* _Work required_
What follows are records. Restate all of them word for word.

Stored entries:
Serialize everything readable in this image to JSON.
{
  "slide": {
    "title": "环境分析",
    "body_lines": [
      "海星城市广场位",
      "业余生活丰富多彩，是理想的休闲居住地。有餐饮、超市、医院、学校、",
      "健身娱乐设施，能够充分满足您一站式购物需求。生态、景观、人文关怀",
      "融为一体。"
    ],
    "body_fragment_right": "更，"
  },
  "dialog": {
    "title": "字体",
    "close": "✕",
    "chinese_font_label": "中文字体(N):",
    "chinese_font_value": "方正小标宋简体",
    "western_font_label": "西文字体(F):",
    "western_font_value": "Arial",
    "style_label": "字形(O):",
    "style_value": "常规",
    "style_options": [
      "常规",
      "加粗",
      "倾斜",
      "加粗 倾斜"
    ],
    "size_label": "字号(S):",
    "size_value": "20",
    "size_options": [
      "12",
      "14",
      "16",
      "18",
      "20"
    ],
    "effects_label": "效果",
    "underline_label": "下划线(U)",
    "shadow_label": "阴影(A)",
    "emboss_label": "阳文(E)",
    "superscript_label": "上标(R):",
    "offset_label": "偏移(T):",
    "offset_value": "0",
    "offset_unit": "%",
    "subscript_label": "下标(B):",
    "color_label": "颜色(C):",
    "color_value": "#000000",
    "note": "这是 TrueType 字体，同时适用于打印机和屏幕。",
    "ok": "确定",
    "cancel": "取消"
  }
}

* _Output below_
Serialize everything readable in this image to JSON.
{
  "slide": {
    "title": "环境分析",
    "body_lines": [
      "海星城市广场位",
      "业余生活丰富多彩，是理想的休闲居住地。有餐饮、超市、医院、学校、",
      "健身娱乐设施，能够充分满足您一站式购物需求。生态、景观、人文关怀",
      "融为一体。"
    ],
    "body_fragment_right": "更，"
  },
  "dialog": {
    "title": "字体",
    "close": "✕",
    "chinese_font_label": "中文字体(N):",
    "chinese_font_value": "方正小标宋简体",
    "western_font_label": "西文字体(F):",
    "western_font_value": "Arial",
    "style_label": "字形(O):",
    "style_value": "常规",
    "style_options": [
      "常规",
      "加粗",
      "倾斜",
      "加粗 倾斜"
    ],
    "size_label": "字号(S):",
    "size_value": "20",
    "size_options": [
      "12",
      "14",
      "16",
      "18",
      "20"
    ],
    "effects_label": "效果",
    "underline_label": "下划线(U)",
    "shadow_label": "阴影(A)",
    "emboss_label": "阳文(E)",
    "superscript_label": "上标(R):",
    "offset_label": "偏移(T):",
    "offset_value": "0",
    "offset_unit": "%",
    "subscript_label": "下标(B):",
    "color_label": "颜色(C):",
    "color_value": "#000000",
    "note": "这是 TrueType 字体，同时适用于打印机和屏幕。",
    "ok": "确定",
    "cancel": "取消"
  }
}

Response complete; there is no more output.